**The request**
Each line below should be retyped exactly, with no pictures.

-- start --

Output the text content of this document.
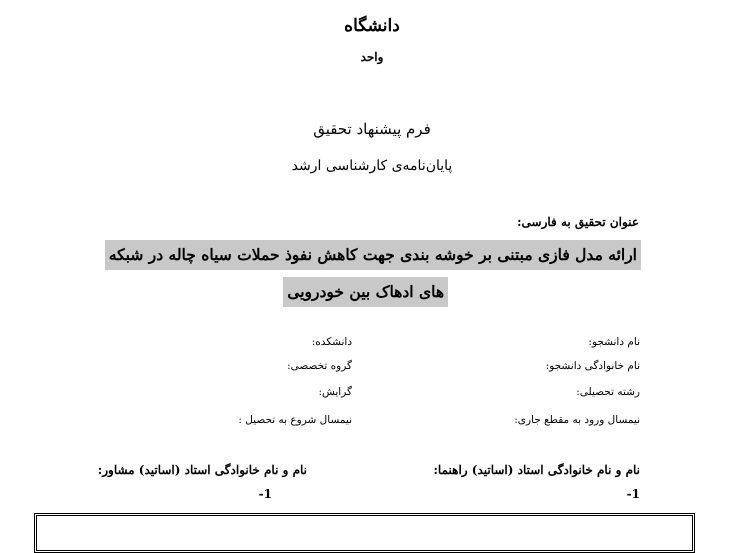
دانشگاه
واحد
فرم پیشنهاد تحقیق
پایان‌نامه‌ی کارشناسی ارشد
عنوان تحقیق به فارسی:
ارائه مدل فازی مبتنی بر خوشه بندی جهت کاهش نفوذ حملات سیاه چاله در شبکه
های ادهاک بین خودرویی
نام دانشجو:
دانشکده:
نام خانوادگی دانشجو:
گروه تخصصی:
رشته تحصیلی:
گرایش:
نیمسال ورود به مقطع جاری:
نیمسال شروع به تحصیل :
نام و نام خانوادگی استاد (اساتید) راهنما:
1-
نام و نام خانوادگی استاد (اساتید) مشاور:
1-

-- end --

**Final result**
Output the text content of this document.
دانشگاه
واحد
فرم پیشنهاد تحقیق
پایان‌نامه‌ی کارشناسی ارشد
عنوان تحقیق به فارسی:
ارائه مدل فازی مبتنی بر خوشه بندی جهت کاهش نفوذ حملات سیاه چاله در شبکه
های ادهاک بین خودرویی
نام دانشجو:
دانشکده:
نام خانوادگی دانشجو:
گروه تخصصی:
رشته تحصیلی:
گرایش:
نیمسال ورود به مقطع جاری:
نیمسال شروع به تحصیل :
نام و نام خانوادگی استاد (اساتید) راهنما:
1-
نام و نام خانوادگی استاد (اساتید) مشاور:
1-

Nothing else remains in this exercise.